Set problem – Copy exactly the lines from the one containing "Read the values" through the last line of the records, both included, and nothing more.

Given records –
☆ ☆ ☆ ☆ ☆

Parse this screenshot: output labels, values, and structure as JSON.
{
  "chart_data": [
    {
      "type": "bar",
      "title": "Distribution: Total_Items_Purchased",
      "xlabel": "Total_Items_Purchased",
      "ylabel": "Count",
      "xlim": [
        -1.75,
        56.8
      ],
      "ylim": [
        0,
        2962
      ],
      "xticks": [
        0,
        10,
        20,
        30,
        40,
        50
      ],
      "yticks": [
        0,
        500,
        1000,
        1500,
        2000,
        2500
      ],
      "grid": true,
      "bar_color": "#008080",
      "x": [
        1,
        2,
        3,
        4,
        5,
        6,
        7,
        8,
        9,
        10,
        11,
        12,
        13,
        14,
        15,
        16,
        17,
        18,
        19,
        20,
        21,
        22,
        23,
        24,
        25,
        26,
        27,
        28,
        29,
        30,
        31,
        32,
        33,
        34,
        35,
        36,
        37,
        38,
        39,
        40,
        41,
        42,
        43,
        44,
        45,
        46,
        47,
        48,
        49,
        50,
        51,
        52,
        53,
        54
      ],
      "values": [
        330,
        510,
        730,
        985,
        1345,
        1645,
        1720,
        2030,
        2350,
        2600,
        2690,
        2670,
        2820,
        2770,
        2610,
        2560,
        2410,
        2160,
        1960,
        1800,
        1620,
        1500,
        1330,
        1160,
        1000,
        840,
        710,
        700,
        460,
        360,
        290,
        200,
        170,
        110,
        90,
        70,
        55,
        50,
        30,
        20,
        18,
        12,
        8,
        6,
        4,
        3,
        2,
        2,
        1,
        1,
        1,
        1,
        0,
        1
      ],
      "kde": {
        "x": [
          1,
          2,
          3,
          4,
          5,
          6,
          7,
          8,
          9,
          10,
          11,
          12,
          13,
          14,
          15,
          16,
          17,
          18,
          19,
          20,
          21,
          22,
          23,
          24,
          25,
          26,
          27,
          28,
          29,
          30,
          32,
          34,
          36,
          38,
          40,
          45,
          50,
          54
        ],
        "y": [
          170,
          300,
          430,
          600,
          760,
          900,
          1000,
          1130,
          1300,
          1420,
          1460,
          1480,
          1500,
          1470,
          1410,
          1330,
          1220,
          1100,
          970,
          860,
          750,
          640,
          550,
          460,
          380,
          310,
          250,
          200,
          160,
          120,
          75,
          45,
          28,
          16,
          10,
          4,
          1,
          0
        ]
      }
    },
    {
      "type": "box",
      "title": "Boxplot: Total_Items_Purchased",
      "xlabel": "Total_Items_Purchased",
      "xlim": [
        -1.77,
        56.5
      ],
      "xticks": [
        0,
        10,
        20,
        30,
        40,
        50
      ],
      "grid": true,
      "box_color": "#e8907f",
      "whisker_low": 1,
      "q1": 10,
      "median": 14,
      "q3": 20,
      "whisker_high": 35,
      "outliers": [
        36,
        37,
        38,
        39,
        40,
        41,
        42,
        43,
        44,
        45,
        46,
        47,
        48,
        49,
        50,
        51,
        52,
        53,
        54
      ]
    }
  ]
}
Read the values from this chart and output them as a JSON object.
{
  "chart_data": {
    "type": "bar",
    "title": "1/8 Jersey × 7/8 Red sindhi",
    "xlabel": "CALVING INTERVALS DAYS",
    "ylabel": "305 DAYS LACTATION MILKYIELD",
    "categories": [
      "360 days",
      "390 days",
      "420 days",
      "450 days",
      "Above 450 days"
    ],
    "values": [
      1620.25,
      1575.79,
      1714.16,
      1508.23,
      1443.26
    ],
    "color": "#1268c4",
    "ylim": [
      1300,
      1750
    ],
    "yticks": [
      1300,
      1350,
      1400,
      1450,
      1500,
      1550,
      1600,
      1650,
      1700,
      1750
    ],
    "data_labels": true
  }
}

☆ ☆ ☆ ☆ ☆

Completed exercise –
Read the values from this chart and output them as a JSON object.
{
  "chart_data": {
    "type": "bar",
    "title": "1/8 Jersey × 7/8 Red sindhi",
    "xlabel": "CALVING INTERVALS DAYS",
    "ylabel": "305 DAYS LACTATION MILKYIELD",
    "categories": [
      "360 days",
      "390 days",
      "420 days",
      "450 days",
      "Above 450 days"
    ],
    "values": [
      1620.25,
      1575.79,
      1714.16,
      1508.23,
      1443.26
    ],
    "color": "#1268c4",
    "ylim": [
      1300,
      1750
    ],
    "yticks": [
      1300,
      1350,
      1400,
      1450,
      1500,
      1550,
      1600,
      1650,
      1700,
      1750
    ],
    "data_labels": true
  }
}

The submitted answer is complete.